THE TASK:
Repeat every record below exactly, but leave out any pictures.

INPUT MATERIAL:
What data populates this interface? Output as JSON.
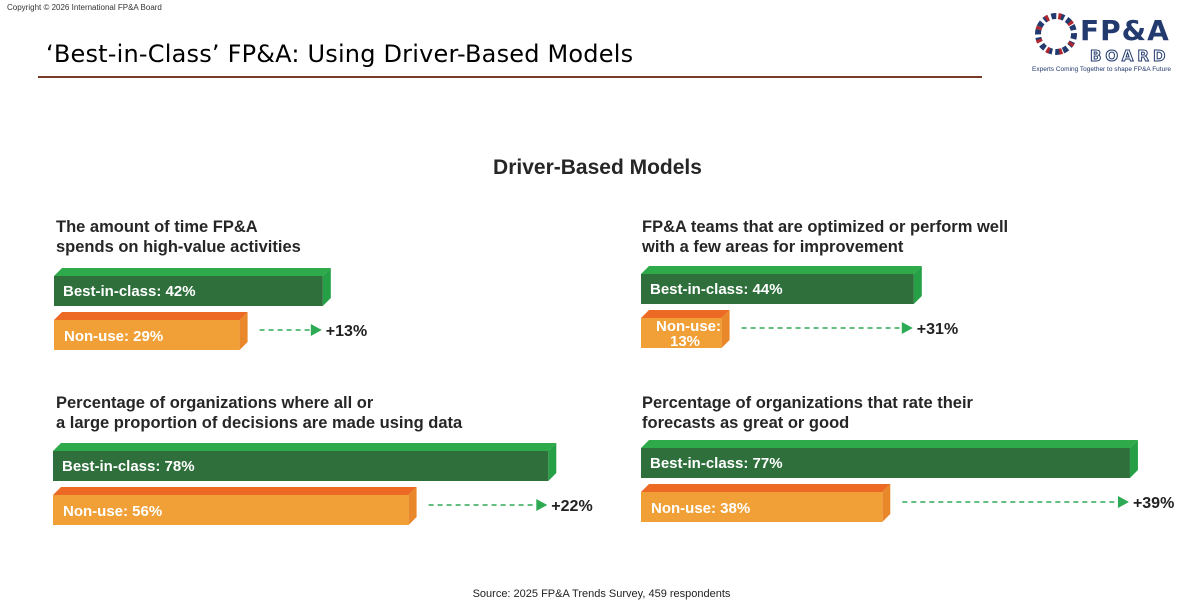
{
  "copyright": "Copyright © 2026 International FP&A Board",
  "page_title": "‘Best-in-Class’ FP&A: Using Driver-Based Models",
  "logo": {
    "line1": "FP&A",
    "line2": "BOARD",
    "tagline": "Experts Coming Together to shape FP&A Future"
  },
  "section_title": "Driver-Based Models",
  "colors": {
    "best_front": "#2e6f3c",
    "best_top": "#2faa4a",
    "best_side": "#25a046",
    "non_front": "#f0a036",
    "non_top": "#ec6a24",
    "non_side": "#e8882a",
    "arrow": "#2eaa55"
  },
  "source": "Source: 2025 FP&A Trends Survey, 459 respondents",
  "chart_data": [
    {
      "type": "bar",
      "title_lines": [
        "The amount of time FP&A",
        "spends on high-value activities"
      ],
      "series": [
        {
          "name": "Best-in-class",
          "value": 42,
          "label_lines": [
            "Best-in-class: 42%"
          ]
        },
        {
          "name": "Non-use",
          "value": 29,
          "label_lines": [
            "Non-use: 29%"
          ]
        }
      ],
      "delta_label": "+13%"
    },
    {
      "type": "bar",
      "title_lines": [
        "FP&A teams that are optimized or perform well",
        "with a few areas for improvement"
      ],
      "series": [
        {
          "name": "Best-in-class",
          "value": 44,
          "label_lines": [
            "Best-in-class: 44%"
          ]
        },
        {
          "name": "Non-use",
          "value": 13,
          "label_lines": [
            "Non-use:",
            "13%"
          ]
        }
      ],
      "delta_label": "+31%"
    },
    {
      "type": "bar",
      "title_lines": [
        "Percentage of organizations where all or",
        "a large proportion of decisions are made using data"
      ],
      "series": [
        {
          "name": "Best-in-class",
          "value": 78,
          "label_lines": [
            "Best-in-class: 78%"
          ]
        },
        {
          "name": "Non-use",
          "value": 56,
          "label_lines": [
            "Non-use: 56%"
          ]
        }
      ],
      "delta_label": "+22%"
    },
    {
      "type": "bar",
      "title_lines": [
        "Percentage of organizations that rate their",
        "forecasts as great or good"
      ],
      "series": [
        {
          "name": "Best-in-class",
          "value": 77,
          "label_lines": [
            "Best-in-class: 77%"
          ]
        },
        {
          "name": "Non-use",
          "value": 38,
          "label_lines": [
            "Non-use: 38%"
          ]
        }
      ],
      "delta_label": "+39%"
    }
  ]
}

COMPLETE RESPONSE:
What data populates this interface? Output as JSON.
{
  "copyright": "Copyright © 2026 International FP&A Board",
  "page_title": "‘Best-in-Class’ FP&A: Using Driver-Based Models",
  "logo": {
    "line1": "FP&A",
    "line2": "BOARD",
    "tagline": "Experts Coming Together to shape FP&A Future"
  },
  "section_title": "Driver-Based Models",
  "colors": {
    "best_front": "#2e6f3c",
    "best_top": "#2faa4a",
    "best_side": "#25a046",
    "non_front": "#f0a036",
    "non_top": "#ec6a24",
    "non_side": "#e8882a",
    "arrow": "#2eaa55"
  },
  "source": "Source: 2025 FP&A Trends Survey, 459 respondents",
  "chart_data": [
    {
      "type": "bar",
      "title_lines": [
        "The amount of time FP&A",
        "spends on high-value activities"
      ],
      "series": [
        {
          "name": "Best-in-class",
          "value": 42,
          "label_lines": [
            "Best-in-class: 42%"
          ]
        },
        {
          "name": "Non-use",
          "value": 29,
          "label_lines": [
            "Non-use: 29%"
          ]
        }
      ],
      "delta_label": "+13%"
    },
    {
      "type": "bar",
      "title_lines": [
        "FP&A teams that are optimized or perform well",
        "with a few areas for improvement"
      ],
      "series": [
        {
          "name": "Best-in-class",
          "value": 44,
          "label_lines": [
            "Best-in-class: 44%"
          ]
        },
        {
          "name": "Non-use",
          "value": 13,
          "label_lines": [
            "Non-use:",
            "13%"
          ]
        }
      ],
      "delta_label": "+31%"
    },
    {
      "type": "bar",
      "title_lines": [
        "Percentage of organizations where all or",
        "a large proportion of decisions are made using data"
      ],
      "series": [
        {
          "name": "Best-in-class",
          "value": 78,
          "label_lines": [
            "Best-in-class: 78%"
          ]
        },
        {
          "name": "Non-use",
          "value": 56,
          "label_lines": [
            "Non-use: 56%"
          ]
        }
      ],
      "delta_label": "+22%"
    },
    {
      "type": "bar",
      "title_lines": [
        "Percentage of organizations that rate their",
        "forecasts as great or good"
      ],
      "series": [
        {
          "name": "Best-in-class",
          "value": 77,
          "label_lines": [
            "Best-in-class: 77%"
          ]
        },
        {
          "name": "Non-use",
          "value": 38,
          "label_lines": [
            "Non-use: 38%"
          ]
        }
      ],
      "delta_label": "+39%"
    }
  ]
}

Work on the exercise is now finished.